> [Your task]: Filter the listing below down to every line containing the string "dụng", copying each matching line in full. Matching is case-sensitive.

> [Task input]:
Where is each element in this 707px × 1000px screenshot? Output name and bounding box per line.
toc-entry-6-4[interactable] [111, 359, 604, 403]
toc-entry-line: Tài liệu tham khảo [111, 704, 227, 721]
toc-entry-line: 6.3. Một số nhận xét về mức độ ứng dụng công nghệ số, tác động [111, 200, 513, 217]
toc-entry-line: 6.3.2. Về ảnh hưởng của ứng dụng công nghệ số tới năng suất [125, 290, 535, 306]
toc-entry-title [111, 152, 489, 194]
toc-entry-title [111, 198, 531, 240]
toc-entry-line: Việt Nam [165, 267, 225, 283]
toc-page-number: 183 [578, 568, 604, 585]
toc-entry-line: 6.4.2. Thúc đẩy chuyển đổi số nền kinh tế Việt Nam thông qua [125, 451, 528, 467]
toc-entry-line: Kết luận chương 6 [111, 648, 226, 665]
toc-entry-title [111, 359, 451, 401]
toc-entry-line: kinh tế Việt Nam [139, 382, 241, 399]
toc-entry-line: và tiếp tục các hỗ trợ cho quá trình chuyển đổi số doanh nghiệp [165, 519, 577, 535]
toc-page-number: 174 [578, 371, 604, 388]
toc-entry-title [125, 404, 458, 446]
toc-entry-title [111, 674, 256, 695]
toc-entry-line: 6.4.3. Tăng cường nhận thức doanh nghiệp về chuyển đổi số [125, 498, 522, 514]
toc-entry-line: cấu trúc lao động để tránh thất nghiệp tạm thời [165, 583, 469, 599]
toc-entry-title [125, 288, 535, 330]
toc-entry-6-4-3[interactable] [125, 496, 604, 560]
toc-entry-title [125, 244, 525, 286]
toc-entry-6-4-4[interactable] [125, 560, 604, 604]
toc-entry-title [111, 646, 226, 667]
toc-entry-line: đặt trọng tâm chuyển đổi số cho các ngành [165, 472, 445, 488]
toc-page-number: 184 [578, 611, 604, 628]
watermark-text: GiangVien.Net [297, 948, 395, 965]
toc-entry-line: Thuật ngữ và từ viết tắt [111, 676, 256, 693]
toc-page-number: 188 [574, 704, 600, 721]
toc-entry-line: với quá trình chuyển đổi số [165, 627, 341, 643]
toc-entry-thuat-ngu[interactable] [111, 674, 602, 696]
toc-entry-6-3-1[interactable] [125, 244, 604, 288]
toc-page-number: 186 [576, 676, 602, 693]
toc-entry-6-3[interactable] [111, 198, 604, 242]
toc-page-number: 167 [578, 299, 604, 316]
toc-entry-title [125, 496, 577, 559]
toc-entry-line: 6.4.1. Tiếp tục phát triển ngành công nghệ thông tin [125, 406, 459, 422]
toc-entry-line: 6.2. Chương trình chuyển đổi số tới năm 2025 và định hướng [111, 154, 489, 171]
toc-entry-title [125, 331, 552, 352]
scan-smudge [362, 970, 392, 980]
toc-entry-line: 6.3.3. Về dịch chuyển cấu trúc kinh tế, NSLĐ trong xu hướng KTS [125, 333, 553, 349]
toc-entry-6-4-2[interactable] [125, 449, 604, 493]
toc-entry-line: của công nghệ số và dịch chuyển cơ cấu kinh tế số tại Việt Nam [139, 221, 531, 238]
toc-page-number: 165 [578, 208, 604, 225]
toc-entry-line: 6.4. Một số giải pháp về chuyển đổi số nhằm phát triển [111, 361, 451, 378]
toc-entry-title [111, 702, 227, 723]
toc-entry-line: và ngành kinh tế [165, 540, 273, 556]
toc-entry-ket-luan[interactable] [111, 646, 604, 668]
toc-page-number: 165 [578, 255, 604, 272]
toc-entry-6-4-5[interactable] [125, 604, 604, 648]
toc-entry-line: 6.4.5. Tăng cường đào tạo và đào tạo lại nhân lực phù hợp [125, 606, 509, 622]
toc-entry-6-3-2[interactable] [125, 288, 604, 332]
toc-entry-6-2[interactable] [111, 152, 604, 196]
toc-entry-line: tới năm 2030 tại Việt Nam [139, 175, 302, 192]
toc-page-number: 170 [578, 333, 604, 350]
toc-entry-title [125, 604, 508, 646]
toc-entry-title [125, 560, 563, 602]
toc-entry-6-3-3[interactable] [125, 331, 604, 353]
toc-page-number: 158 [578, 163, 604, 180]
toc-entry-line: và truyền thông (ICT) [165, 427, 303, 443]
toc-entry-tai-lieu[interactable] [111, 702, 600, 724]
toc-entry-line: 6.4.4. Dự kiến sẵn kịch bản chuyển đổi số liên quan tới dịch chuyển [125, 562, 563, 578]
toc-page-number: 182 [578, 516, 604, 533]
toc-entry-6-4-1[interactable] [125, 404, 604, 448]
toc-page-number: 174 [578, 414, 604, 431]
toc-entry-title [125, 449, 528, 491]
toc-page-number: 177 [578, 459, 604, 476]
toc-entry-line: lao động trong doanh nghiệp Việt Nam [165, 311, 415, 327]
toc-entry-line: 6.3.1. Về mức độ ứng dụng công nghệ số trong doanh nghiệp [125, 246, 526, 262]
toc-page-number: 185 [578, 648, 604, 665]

> [Answer in full]:
toc-entry-line: 6.3. Một số nhận xét về mức độ ứng dụng công nghệ số, tác động [111, 200, 513, 217]
toc-entry-line: 6.3.2. Về ảnh hưởng của ứng dụng công nghệ số tới năng suất [125, 290, 535, 306]
toc-entry-line: 6.3.1. Về mức độ ứng dụng công nghệ số trong doanh nghiệp [125, 246, 526, 262]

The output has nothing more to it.